■ **What needs to be done**
What follows is a block of records; reproduce all of it verbatim.
┌────────
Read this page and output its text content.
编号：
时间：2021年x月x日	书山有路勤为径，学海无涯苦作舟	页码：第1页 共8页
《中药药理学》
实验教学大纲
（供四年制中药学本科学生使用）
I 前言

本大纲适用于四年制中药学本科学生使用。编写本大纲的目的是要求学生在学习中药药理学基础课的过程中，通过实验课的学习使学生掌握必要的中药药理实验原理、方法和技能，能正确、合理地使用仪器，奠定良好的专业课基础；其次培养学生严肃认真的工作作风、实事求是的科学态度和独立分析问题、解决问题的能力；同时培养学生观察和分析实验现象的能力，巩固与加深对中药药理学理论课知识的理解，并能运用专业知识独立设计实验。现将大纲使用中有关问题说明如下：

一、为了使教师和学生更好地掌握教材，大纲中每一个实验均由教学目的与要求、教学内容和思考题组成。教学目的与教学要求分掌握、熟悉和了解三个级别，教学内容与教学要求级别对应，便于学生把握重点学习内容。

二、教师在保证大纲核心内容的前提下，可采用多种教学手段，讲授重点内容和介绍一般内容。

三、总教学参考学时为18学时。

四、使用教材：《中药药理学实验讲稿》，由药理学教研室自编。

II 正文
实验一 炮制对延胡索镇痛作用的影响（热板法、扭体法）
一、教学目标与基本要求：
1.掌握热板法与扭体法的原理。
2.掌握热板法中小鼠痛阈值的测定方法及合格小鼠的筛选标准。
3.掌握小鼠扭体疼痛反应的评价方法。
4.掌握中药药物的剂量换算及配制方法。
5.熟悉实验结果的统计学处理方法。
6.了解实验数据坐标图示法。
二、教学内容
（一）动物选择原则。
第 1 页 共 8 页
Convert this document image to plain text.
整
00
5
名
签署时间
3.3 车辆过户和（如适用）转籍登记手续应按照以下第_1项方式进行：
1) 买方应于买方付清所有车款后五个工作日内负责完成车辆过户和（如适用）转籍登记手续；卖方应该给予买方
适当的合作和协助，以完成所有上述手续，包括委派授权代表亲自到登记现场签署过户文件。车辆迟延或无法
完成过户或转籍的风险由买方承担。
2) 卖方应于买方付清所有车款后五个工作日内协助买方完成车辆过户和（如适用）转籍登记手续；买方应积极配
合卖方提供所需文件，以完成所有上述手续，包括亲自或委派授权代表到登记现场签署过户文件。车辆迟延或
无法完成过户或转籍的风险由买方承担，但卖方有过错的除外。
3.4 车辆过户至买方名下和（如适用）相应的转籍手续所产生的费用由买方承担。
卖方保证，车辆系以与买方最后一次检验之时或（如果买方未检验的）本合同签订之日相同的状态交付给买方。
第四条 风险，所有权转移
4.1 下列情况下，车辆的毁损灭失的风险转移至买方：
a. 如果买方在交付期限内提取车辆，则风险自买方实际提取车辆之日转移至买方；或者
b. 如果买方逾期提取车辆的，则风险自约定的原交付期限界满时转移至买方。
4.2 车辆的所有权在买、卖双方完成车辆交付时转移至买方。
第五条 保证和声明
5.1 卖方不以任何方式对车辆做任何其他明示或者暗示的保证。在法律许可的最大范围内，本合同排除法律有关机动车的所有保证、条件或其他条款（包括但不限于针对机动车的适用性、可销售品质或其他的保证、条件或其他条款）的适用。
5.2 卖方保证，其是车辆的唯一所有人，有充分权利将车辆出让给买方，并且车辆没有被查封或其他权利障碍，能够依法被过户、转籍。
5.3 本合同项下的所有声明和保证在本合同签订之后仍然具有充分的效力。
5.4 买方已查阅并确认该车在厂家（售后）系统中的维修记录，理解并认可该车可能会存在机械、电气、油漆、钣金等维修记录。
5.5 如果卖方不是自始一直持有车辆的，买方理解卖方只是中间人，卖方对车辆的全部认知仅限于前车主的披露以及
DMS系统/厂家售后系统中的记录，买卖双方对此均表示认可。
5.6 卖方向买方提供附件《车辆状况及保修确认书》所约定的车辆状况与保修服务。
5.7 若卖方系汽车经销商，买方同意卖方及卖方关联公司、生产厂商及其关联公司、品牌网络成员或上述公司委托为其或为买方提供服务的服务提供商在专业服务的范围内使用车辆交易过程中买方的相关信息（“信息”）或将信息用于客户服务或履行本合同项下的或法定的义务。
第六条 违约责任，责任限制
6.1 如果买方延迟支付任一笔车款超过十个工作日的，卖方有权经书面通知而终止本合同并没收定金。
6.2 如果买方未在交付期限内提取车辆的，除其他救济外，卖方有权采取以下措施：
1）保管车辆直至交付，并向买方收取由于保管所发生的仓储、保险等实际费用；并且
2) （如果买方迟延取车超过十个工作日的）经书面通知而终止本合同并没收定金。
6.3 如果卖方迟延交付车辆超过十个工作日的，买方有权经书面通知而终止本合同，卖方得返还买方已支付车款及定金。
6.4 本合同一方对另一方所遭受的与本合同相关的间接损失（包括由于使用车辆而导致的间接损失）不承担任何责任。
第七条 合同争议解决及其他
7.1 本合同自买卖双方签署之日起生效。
└────────
■ **Full response**
Read this page and output its text content.
编号：
时间：2021年x月x日	书山有路勤为径，学海无涯苦作舟	页码：第1页 共8页
《中药药理学》
实验教学大纲
（供四年制中药学本科学生使用）
I 前言

本大纲适用于四年制中药学本科学生使用。编写本大纲的目的是要求学生在学习中药药理学基础课的过程中，通过实验课的学习使学生掌握必要的中药药理实验原理、方法和技能，能正确、合理地使用仪器，奠定良好的专业课基础；其次培养学生严肃认真的工作作风、实事求是的科学态度和独立分析问题、解决问题的能力；同时培养学生观察和分析实验现象的能力，巩固与加深对中药药理学理论课知识的理解，并能运用专业知识独立设计实验。现将大纲使用中有关问题说明如下：

一、为了使教师和学生更好地掌握教材，大纲中每一个实验均由教学目的与要求、教学内容和思考题组成。教学目的与教学要求分掌握、熟悉和了解三个级别，教学内容与教学要求级别对应，便于学生把握重点学习内容。

二、教师在保证大纲核心内容的前提下，可采用多种教学手段，讲授重点内容和介绍一般内容。

三、总教学参考学时为18学时。

四、使用教材：《中药药理学实验讲稿》，由药理学教研室自编。

II 正文
实验一 炮制对延胡索镇痛作用的影响（热板法、扭体法）
一、教学目标与基本要求：
1.掌握热板法与扭体法的原理。
2.掌握热板法中小鼠痛阈值的测定方法及合格小鼠的筛选标准。
3.掌握小鼠扭体疼痛反应的评价方法。
4.掌握中药药物的剂量换算及配制方法。
5.熟悉实验结果的统计学处理方法。
6.了解实验数据坐标图示法。
二、教学内容
（一）动物选择原则。
第 1 页 共 8 页
Convert this document image to plain text.
整
00
5
名
签署时间
3.3 车辆过户和（如适用）转籍登记手续应按照以下第_1项方式进行：
1) 买方应于买方付清所有车款后五个工作日内负责完成车辆过户和（如适用）转籍登记手续；卖方应该给予买方
适当的合作和协助，以完成所有上述手续，包括委派授权代表亲自到登记现场签署过户文件。车辆迟延或无法
完成过户或转籍的风险由买方承担。
2) 卖方应于买方付清所有车款后五个工作日内协助买方完成车辆过户和（如适用）转籍登记手续；买方应积极配
合卖方提供所需文件，以完成所有上述手续，包括亲自或委派授权代表到登记现场签署过户文件。车辆迟延或
无法完成过户或转籍的风险由买方承担，但卖方有过错的除外。
3.4 车辆过户至买方名下和（如适用）相应的转籍手续所产生的费用由买方承担。
卖方保证，车辆系以与买方最后一次检验之时或（如果买方未检验的）本合同签订之日相同的状态交付给买方。
第四条 风险，所有权转移
4.1 下列情况下，车辆的毁损灭失的风险转移至买方：
a. 如果买方在交付期限内提取车辆，则风险自买方实际提取车辆之日转移至买方；或者
b. 如果买方逾期提取车辆的，则风险自约定的原交付期限界满时转移至买方。
4.2 车辆的所有权在买、卖双方完成车辆交付时转移至买方。
第五条 保证和声明
5.1 卖方不以任何方式对车辆做任何其他明示或者暗示的保证。在法律许可的最大范围内，本合同排除法律有关机动车的所有保证、条件或其他条款（包括但不限于针对机动车的适用性、可销售品质或其他的保证、条件或其他条款）的适用。
5.2 卖方保证，其是车辆的唯一所有人，有充分权利将车辆出让给买方，并且车辆没有被查封或其他权利障碍，能够依法被过户、转籍。
5.3 本合同项下的所有声明和保证在本合同签订之后仍然具有充分的效力。
5.4 买方已查阅并确认该车在厂家（售后）系统中的维修记录，理解并认可该车可能会存在机械、电气、油漆、钣金等维修记录。
5.5 如果卖方不是自始一直持有车辆的，买方理解卖方只是中间人，卖方对车辆的全部认知仅限于前车主的披露以及
DMS系统/厂家售后系统中的记录，买卖双方对此均表示认可。
5.6 卖方向买方提供附件《车辆状况及保修确认书》所约定的车辆状况与保修服务。
5.7 若卖方系汽车经销商，买方同意卖方及卖方关联公司、生产厂商及其关联公司、品牌网络成员或上述公司委托为其或为买方提供服务的服务提供商在专业服务的范围内使用车辆交易过程中买方的相关信息（“信息”）或将信息用于客户服务或履行本合同项下的或法定的义务。
第六条 违约责任，责任限制
6.1 如果买方延迟支付任一笔车款超过十个工作日的，卖方有权经书面通知而终止本合同并没收定金。
6.2 如果买方未在交付期限内提取车辆的，除其他救济外，卖方有权采取以下措施：
1）保管车辆直至交付，并向买方收取由于保管所发生的仓储、保险等实际费用；并且
2) （如果买方迟延取车超过十个工作日的）经书面通知而终止本合同并没收定金。
6.3 如果卖方迟延交付车辆超过十个工作日的，买方有权经书面通知而终止本合同，卖方得返还买方已支付车款及定金。
6.4 本合同一方对另一方所遭受的与本合同相关的间接损失（包括由于使用车辆而导致的间接损失）不承担任何责任。
第七条 合同争议解决及其他
7.1 本合同自买卖双方签署之日起生效。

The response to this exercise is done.